### Written instruction
Repeat the material below exactly, line for line.

───── Supplied material ─────

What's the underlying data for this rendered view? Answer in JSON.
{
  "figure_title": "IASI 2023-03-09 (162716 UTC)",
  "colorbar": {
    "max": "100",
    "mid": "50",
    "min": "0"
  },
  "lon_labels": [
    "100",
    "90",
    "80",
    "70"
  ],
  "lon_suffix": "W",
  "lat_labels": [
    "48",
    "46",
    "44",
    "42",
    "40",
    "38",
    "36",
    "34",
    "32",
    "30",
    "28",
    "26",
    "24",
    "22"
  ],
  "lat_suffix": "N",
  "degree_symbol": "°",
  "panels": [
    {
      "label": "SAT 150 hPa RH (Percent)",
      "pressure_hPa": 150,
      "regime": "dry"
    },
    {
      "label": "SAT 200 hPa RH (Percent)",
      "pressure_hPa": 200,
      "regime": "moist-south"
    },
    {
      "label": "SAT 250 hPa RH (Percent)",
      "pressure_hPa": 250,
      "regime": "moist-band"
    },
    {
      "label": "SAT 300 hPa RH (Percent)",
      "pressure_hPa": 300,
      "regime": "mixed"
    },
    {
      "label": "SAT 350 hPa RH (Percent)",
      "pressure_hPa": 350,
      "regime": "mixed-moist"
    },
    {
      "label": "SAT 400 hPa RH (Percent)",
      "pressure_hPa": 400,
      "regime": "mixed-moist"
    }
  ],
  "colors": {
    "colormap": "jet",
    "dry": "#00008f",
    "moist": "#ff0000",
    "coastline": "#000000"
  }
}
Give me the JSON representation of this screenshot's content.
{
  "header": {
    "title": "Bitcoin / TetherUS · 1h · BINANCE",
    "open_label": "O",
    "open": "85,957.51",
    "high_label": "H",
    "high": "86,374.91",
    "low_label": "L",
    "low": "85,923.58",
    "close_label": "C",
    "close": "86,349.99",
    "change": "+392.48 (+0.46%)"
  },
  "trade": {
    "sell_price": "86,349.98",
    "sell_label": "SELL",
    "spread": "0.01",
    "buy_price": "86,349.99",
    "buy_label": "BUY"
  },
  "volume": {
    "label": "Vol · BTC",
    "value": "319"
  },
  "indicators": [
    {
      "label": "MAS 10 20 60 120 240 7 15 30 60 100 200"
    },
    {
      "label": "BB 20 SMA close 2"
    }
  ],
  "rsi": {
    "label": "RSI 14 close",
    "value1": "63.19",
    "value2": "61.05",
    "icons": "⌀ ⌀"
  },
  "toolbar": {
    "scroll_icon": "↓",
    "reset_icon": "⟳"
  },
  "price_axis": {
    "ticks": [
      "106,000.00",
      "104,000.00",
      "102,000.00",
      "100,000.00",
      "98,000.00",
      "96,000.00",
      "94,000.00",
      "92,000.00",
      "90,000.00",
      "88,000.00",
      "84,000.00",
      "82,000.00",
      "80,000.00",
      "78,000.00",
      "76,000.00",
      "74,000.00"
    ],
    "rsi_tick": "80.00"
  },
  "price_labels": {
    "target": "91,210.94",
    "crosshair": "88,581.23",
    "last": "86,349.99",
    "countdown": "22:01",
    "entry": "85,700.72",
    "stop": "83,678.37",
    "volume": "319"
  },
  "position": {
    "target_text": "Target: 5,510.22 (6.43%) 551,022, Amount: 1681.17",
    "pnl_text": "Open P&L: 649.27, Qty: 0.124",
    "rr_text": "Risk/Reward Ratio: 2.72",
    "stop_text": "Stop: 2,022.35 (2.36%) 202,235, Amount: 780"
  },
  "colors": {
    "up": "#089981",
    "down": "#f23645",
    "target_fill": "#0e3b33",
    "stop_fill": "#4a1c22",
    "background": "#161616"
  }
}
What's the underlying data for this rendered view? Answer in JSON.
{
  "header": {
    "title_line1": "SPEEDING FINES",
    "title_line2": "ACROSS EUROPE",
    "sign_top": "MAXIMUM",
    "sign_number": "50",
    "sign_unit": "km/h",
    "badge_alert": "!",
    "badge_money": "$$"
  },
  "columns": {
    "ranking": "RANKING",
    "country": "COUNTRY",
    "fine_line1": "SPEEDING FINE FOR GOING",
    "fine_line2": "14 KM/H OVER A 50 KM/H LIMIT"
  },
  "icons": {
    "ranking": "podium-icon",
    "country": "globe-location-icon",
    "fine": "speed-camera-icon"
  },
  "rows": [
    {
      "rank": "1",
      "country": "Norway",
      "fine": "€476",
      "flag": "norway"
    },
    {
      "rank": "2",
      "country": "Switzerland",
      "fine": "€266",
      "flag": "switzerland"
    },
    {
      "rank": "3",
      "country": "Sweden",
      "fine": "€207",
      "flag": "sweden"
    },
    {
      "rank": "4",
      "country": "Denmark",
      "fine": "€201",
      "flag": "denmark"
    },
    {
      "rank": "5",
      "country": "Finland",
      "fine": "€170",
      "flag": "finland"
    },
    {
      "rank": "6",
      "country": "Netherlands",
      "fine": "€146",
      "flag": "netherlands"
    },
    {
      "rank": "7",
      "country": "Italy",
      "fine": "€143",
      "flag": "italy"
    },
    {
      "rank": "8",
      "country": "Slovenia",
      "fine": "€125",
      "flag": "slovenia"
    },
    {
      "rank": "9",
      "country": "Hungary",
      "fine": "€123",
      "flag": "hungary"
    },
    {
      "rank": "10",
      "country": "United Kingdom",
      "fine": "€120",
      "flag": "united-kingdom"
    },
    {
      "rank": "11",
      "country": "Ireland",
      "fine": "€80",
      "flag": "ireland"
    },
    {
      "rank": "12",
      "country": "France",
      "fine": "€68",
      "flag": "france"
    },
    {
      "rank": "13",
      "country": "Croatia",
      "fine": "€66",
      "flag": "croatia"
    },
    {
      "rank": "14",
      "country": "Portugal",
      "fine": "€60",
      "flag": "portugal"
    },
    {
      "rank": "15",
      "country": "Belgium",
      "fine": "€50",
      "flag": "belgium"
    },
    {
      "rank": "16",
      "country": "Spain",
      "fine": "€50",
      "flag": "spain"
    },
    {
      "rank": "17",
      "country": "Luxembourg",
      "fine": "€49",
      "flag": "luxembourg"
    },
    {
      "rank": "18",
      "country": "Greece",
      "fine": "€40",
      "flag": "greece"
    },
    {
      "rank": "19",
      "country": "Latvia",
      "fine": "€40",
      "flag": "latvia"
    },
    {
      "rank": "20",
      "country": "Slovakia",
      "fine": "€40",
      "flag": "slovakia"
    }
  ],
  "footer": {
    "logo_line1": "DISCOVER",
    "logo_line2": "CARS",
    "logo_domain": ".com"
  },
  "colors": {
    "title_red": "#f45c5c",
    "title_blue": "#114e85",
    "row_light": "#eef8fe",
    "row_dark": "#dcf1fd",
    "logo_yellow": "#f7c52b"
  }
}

─────

### Written answer
What's the underlying data for this rendered view? Answer in JSON.
{
  "figure_title": "IASI 2023-03-09 (162716 UTC)",
  "colorbar": {
    "max": "100",
    "mid": "50",
    "min": "0"
  },
  "lon_labels": [
    "100",
    "90",
    "80",
    "70"
  ],
  "lon_suffix": "W",
  "lat_labels": [
    "48",
    "46",
    "44",
    "42",
    "40",
    "38",
    "36",
    "34",
    "32",
    "30",
    "28",
    "26",
    "24",
    "22"
  ],
  "lat_suffix": "N",
  "degree_symbol": "°",
  "panels": [
    {
      "label": "SAT 150 hPa RH (Percent)",
      "pressure_hPa": 150,
      "regime": "dry"
    },
    {
      "label": "SAT 200 hPa RH (Percent)",
      "pressure_hPa": 200,
      "regime": "moist-south"
    },
    {
      "label": "SAT 250 hPa RH (Percent)",
      "pressure_hPa": 250,
      "regime": "moist-band"
    },
    {
      "label": "SAT 300 hPa RH (Percent)",
      "pressure_hPa": 300,
      "regime": "mixed"
    },
    {
      "label": "SAT 350 hPa RH (Percent)",
      "pressure_hPa": 350,
      "regime": "mixed-moist"
    },
    {
      "label": "SAT 400 hPa RH (Percent)",
      "pressure_hPa": 400,
      "regime": "mixed-moist"
    }
  ],
  "colors": {
    "colormap": "jet",
    "dry": "#00008f",
    "moist": "#ff0000",
    "coastline": "#000000"
  }
}
Give me the JSON representation of this screenshot's content.
{
  "header": {
    "title": "Bitcoin / TetherUS · 1h · BINANCE",
    "open_label": "O",
    "open": "85,957.51",
    "high_label": "H",
    "high": "86,374.91",
    "low_label": "L",
    "low": "85,923.58",
    "close_label": "C",
    "close": "86,349.99",
    "change": "+392.48 (+0.46%)"
  },
  "trade": {
    "sell_price": "86,349.98",
    "sell_label": "SELL",
    "spread": "0.01",
    "buy_price": "86,349.99",
    "buy_label": "BUY"
  },
  "volume": {
    "label": "Vol · BTC",
    "value": "319"
  },
  "indicators": [
    {
      "label": "MAS 10 20 60 120 240 7 15 30 60 100 200"
    },
    {
      "label": "BB 20 SMA close 2"
    }
  ],
  "rsi": {
    "label": "RSI 14 close",
    "value1": "63.19",
    "value2": "61.05",
    "icons": "⌀ ⌀"
  },
  "toolbar": {
    "scroll_icon": "↓",
    "reset_icon": "⟳"
  },
  "price_axis": {
    "ticks": [
      "106,000.00",
      "104,000.00",
      "102,000.00",
      "100,000.00",
      "98,000.00",
      "96,000.00",
      "94,000.00",
      "92,000.00",
      "90,000.00",
      "88,000.00",
      "84,000.00",
      "82,000.00",
      "80,000.00",
      "78,000.00",
      "76,000.00",
      "74,000.00"
    ],
    "rsi_tick": "80.00"
  },
  "price_labels": {
    "target": "91,210.94",
    "crosshair": "88,581.23",
    "last": "86,349.99",
    "countdown": "22:01",
    "entry": "85,700.72",
    "stop": "83,678.37",
    "volume": "319"
  },
  "position": {
    "target_text": "Target: 5,510.22 (6.43%) 551,022, Amount: 1681.17",
    "pnl_text": "Open P&L: 649.27, Qty: 0.124",
    "rr_text": "Risk/Reward Ratio: 2.72",
    "stop_text": "Stop: 2,022.35 (2.36%) 202,235, Amount: 780"
  },
  "colors": {
    "up": "#089981",
    "down": "#f23645",
    "target_fill": "#0e3b33",
    "stop_fill": "#4a1c22",
    "background": "#161616"
  }
}
What's the underlying data for this rendered view? Answer in JSON.
{
  "header": {
    "title_line1": "SPEEDING FINES",
    "title_line2": "ACROSS EUROPE",
    "sign_top": "MAXIMUM",
    "sign_number": "50",
    "sign_unit": "km/h",
    "badge_alert": "!",
    "badge_money": "$$"
  },
  "columns": {
    "ranking": "RANKING",
    "country": "COUNTRY",
    "fine_line1": "SPEEDING FINE FOR GOING",
    "fine_line2": "14 KM/H OVER A 50 KM/H LIMIT"
  },
  "icons": {
    "ranking": "podium-icon",
    "country": "globe-location-icon",
    "fine": "speed-camera-icon"
  },
  "rows": [
    {
      "rank": "1",
      "country": "Norway",
      "fine": "€476",
      "flag": "norway"
    },
    {
      "rank": "2",
      "country": "Switzerland",
      "fine": "€266",
      "flag": "switzerland"
    },
    {
      "rank": "3",
      "country": "Sweden",
      "fine": "€207",
      "flag": "sweden"
    },
    {
      "rank": "4",
      "country": "Denmark",
      "fine": "€201",
      "flag": "denmark"
    },
    {
      "rank": "5",
      "country": "Finland",
      "fine": "€170",
      "flag": "finland"
    },
    {
      "rank": "6",
      "country": "Netherlands",
      "fine": "€146",
      "flag": "netherlands"
    },
    {
      "rank": "7",
      "country": "Italy",
      "fine": "€143",
      "flag": "italy"
    },
    {
      "rank": "8",
      "country": "Slovenia",
      "fine": "€125",
      "flag": "slovenia"
    },
    {
      "rank": "9",
      "country": "Hungary",
      "fine": "€123",
      "flag": "hungary"
    },
    {
      "rank": "10",
      "country": "United Kingdom",
      "fine": "€120",
      "flag": "united-kingdom"
    },
    {
      "rank": "11",
      "country": "Ireland",
      "fine": "€80",
      "flag": "ireland"
    },
    {
      "rank": "12",
      "country": "France",
      "fine": "€68",
      "flag": "france"
    },
    {
      "rank": "13",
      "country": "Croatia",
      "fine": "€66",
      "flag": "croatia"
    },
    {
      "rank": "14",
      "country": "Portugal",
      "fine": "€60",
      "flag": "portugal"
    },
    {
      "rank": "15",
      "country": "Belgium",
      "fine": "€50",
      "flag": "belgium"
    },
    {
      "rank": "16",
      "country": "Spain",
      "fine": "€50",
      "flag": "spain"
    },
    {
      "rank": "17",
      "country": "Luxembourg",
      "fine": "€49",
      "flag": "luxembourg"
    },
    {
      "rank": "18",
      "country": "Greece",
      "fine": "€40",
      "flag": "greece"
    },
    {
      "rank": "19",
      "country": "Latvia",
      "fine": "€40",
      "flag": "latvia"
    },
    {
      "rank": "20",
      "country": "Slovakia",
      "fine": "€40",
      "flag": "slovakia"
    }
  ],
  "footer": {
    "logo_line1": "DISCOVER",
    "logo_line2": "CARS",
    "logo_domain": ".com"
  },
  "colors": {
    "title_red": "#f45c5c",
    "title_blue": "#114e85",
    "row_light": "#eef8fe",
    "row_dark": "#dcf1fd",
    "logo_yellow": "#f7c52b"
  }
}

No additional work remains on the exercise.